• PROBLEM REQUIREMENTS
Copy each line exactly. Leave nothing out.

• RECORDS FOR THIS TASK

• • • •

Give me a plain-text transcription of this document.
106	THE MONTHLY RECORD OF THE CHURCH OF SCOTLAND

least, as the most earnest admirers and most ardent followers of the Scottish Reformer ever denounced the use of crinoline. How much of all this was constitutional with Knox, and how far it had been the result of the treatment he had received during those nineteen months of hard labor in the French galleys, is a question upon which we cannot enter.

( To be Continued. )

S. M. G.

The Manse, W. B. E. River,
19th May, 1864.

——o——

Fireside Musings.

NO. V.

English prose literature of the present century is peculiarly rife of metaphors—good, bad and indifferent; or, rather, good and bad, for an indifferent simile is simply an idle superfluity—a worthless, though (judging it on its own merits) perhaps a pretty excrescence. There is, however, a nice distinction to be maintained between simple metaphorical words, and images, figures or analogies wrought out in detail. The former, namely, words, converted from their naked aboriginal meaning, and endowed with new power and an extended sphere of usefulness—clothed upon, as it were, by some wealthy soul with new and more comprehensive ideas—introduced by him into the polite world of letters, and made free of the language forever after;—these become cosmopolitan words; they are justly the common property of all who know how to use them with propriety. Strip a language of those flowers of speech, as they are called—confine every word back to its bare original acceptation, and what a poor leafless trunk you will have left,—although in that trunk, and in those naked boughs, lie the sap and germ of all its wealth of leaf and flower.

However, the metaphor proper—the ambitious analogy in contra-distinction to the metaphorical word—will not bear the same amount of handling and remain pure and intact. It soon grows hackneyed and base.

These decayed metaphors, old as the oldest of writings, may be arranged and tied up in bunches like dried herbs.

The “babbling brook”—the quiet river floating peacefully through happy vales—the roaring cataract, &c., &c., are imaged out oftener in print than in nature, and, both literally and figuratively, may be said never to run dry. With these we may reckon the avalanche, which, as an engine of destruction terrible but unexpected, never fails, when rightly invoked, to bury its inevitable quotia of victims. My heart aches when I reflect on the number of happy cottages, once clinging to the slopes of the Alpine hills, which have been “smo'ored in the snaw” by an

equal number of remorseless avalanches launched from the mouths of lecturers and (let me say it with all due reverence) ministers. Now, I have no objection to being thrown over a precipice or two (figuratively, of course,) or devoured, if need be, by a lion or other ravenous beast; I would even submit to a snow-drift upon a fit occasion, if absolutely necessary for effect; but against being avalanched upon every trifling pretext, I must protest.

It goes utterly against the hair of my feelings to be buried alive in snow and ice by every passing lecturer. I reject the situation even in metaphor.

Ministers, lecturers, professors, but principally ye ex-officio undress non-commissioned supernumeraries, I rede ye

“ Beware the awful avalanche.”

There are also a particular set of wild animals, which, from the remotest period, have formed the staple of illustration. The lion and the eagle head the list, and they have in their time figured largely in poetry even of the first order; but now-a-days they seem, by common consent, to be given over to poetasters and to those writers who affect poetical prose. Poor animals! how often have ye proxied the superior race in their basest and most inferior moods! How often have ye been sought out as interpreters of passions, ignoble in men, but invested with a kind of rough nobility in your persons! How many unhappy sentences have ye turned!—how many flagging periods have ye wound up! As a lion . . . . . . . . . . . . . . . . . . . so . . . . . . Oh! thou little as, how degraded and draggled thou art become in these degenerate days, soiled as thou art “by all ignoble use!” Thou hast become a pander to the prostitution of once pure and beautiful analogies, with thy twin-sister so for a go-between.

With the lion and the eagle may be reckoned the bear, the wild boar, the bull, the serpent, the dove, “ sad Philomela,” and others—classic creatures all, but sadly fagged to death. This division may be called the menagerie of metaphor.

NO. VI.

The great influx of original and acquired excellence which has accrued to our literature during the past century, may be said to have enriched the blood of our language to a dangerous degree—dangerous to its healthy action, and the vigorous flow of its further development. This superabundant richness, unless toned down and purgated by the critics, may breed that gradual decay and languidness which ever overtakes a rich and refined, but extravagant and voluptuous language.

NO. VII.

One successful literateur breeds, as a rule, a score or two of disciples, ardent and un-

• • • •

• EXERCISE RESPONSE
Give me a plain-text transcription of this document.
106	THE MONTHLY RECORD OF THE CHURCH OF SCOTLAND

least, as the most earnest admirers and most ardent followers of the Scottish Reformer ever denounced the use of crinoline. How much of all this was constitutional with Knox, and how far it had been the result of the treatment he had received during those nineteen months of hard labor in the French galleys, is a question upon which we cannot enter.

( To be Continued. )

S. M. G.

The Manse, W. B. E. River,
19th May, 1864.

——o——

Fireside Musings.

NO. V.

English prose literature of the present century is peculiarly rife of metaphors—good, bad and indifferent; or, rather, good and bad, for an indifferent simile is simply an idle superfluity—a worthless, though (judging it on its own merits) perhaps a pretty excrescence. There is, however, a nice distinction to be maintained between simple metaphorical words, and images, figures or analogies wrought out in detail. The former, namely, words, converted from their naked aboriginal meaning, and endowed with new power and an extended sphere of usefulness—clothed upon, as it were, by some wealthy soul with new and more comprehensive ideas—introduced by him into the polite world of letters, and made free of the language forever after;—these become cosmopolitan words; they are justly the common property of all who know how to use them with propriety. Strip a language of those flowers of speech, as they are called—confine every word back to its bare original acceptation, and what a poor leafless trunk you will have left,—although in that trunk, and in those naked boughs, lie the sap and germ of all its wealth of leaf and flower.

However, the metaphor proper—the ambitious analogy in contra-distinction to the metaphorical word—will not bear the same amount of handling and remain pure and intact. It soon grows hackneyed and base.

These decayed metaphors, old as the oldest of writings, may be arranged and tied up in bunches like dried herbs.

The “babbling brook”—the quiet river floating peacefully through happy vales—the roaring cataract, &c., &c., are imaged out oftener in print than in nature, and, both literally and figuratively, may be said never to run dry. With these we may reckon the avalanche, which, as an engine of destruction terrible but unexpected, never fails, when rightly invoked, to bury its inevitable quotia of victims. My heart aches when I reflect on the number of happy cottages, once clinging to the slopes of the Alpine hills, which have been “smo'ored in the snaw” by an

equal number of remorseless avalanches launched from the mouths of lecturers and (let me say it with all due reverence) ministers. Now, I have no objection to being thrown over a precipice or two (figuratively, of course,) or devoured, if need be, by a lion or other ravenous beast; I would even submit to a snow-drift upon a fit occasion, if absolutely necessary for effect; but against being avalanched upon every trifling pretext, I must protest.

It goes utterly against the hair of my feelings to be buried alive in snow and ice by every passing lecturer. I reject the situation even in metaphor.

Ministers, lecturers, professors, but principally ye ex-officio undress non-commissioned supernumeraries, I rede ye

“ Beware the awful avalanche.”

There are also a particular set of wild animals, which, from the remotest period, have formed the staple of illustration. The lion and the eagle head the list, and they have in their time figured largely in poetry even of the first order; but now-a-days they seem, by common consent, to be given over to poetasters and to those writers who affect poetical prose. Poor animals! how often have ye proxied the superior race in their basest and most inferior moods! How often have ye been sought out as interpreters of passions, ignoble in men, but invested with a kind of rough nobility in your persons! How many unhappy sentences have ye turned!—how many flagging periods have ye wound up! As a lion . . . . . . . . . . . . . . . . . . . so . . . . . . Oh! thou little as, how degraded and draggled thou art become in these degenerate days, soiled as thou art “by all ignoble use!” Thou hast become a pander to the prostitution of once pure and beautiful analogies, with thy twin-sister so for a go-between.

With the lion and the eagle may be reckoned the bear, the wild boar, the bull, the serpent, the dove, “ sad Philomela,” and others—classic creatures all, but sadly fagged to death. This division may be called the menagerie of metaphor.

NO. VI.

The great influx of original and acquired excellence which has accrued to our literature during the past century, may be said to have enriched the blood of our language to a dangerous degree—dangerous to its healthy action, and the vigorous flow of its further development. This superabundant richness, unless toned down and purgated by the critics, may breed that gradual decay and languidness which ever overtakes a rich and refined, but extravagant and voluptuous language.

NO. VII.

One successful literateur breeds, as a rule, a score or two of disciples, ardent and un-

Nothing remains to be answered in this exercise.